------ Records ------

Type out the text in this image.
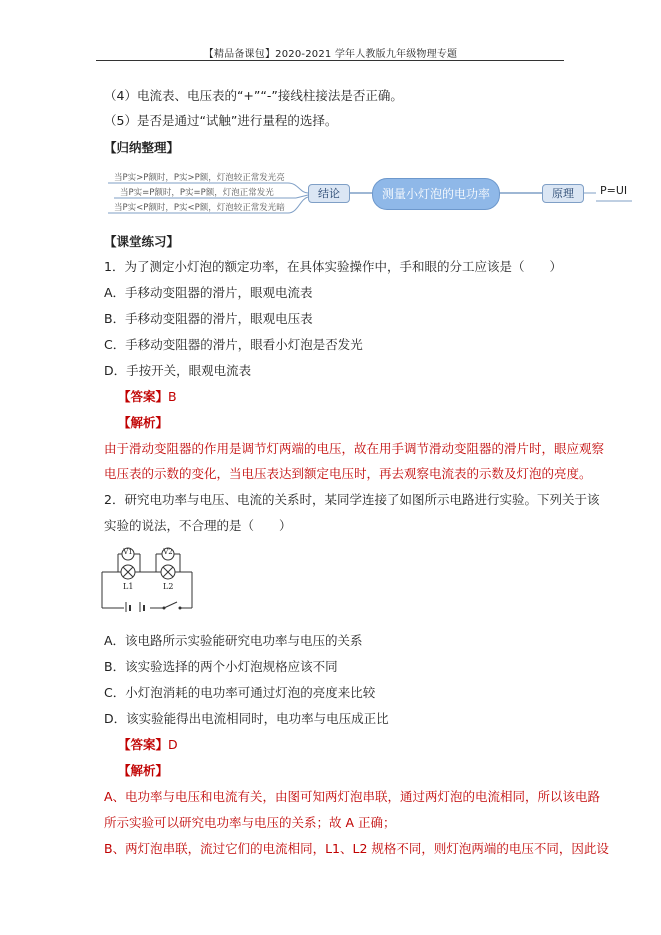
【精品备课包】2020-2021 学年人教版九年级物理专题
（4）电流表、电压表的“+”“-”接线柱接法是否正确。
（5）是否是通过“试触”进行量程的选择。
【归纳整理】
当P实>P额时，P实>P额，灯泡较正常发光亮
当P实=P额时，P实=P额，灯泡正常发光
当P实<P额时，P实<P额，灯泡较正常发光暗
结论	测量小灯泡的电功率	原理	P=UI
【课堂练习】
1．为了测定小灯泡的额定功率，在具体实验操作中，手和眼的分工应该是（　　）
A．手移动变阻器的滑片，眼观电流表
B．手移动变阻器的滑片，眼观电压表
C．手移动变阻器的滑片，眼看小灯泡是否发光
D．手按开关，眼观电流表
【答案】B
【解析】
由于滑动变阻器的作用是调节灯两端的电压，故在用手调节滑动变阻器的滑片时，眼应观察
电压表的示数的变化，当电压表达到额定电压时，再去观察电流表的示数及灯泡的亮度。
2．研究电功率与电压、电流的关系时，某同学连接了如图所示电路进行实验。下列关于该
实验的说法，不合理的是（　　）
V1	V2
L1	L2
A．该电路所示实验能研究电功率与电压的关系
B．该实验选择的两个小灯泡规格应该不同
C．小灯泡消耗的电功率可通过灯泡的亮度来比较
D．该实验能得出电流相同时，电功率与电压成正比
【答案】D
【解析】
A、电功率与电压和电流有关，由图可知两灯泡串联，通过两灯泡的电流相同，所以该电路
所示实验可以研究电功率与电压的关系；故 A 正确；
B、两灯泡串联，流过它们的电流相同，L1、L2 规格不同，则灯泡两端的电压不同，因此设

------
------ Records ------

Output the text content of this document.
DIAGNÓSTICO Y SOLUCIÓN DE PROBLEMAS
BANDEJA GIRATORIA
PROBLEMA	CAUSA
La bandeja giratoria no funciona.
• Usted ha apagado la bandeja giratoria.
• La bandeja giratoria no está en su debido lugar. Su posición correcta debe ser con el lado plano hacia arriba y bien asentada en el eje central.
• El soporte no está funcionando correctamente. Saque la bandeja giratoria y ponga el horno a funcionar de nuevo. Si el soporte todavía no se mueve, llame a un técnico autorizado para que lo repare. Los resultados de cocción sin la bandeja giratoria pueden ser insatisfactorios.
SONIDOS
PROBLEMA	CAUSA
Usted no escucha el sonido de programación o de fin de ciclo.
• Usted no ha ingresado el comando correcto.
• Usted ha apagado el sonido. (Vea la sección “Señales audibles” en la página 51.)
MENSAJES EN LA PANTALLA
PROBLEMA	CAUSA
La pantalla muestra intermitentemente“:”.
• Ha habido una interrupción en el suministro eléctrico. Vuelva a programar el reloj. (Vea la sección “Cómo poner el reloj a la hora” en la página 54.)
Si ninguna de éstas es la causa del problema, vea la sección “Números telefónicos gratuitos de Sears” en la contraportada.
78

------

» **Problem to work on**
Your task is to pick out every line with the string "página" and copy it.

» **Full response**
• Usted ha apagado el sonido. (Vea la sección “Señales audibles” en la página 51.)
• Ha habido una interrupción en el suministro eléctrico. Vuelva a programar el reloj. (Vea la sección “Cómo poner el reloj a la hora” en la página 54.)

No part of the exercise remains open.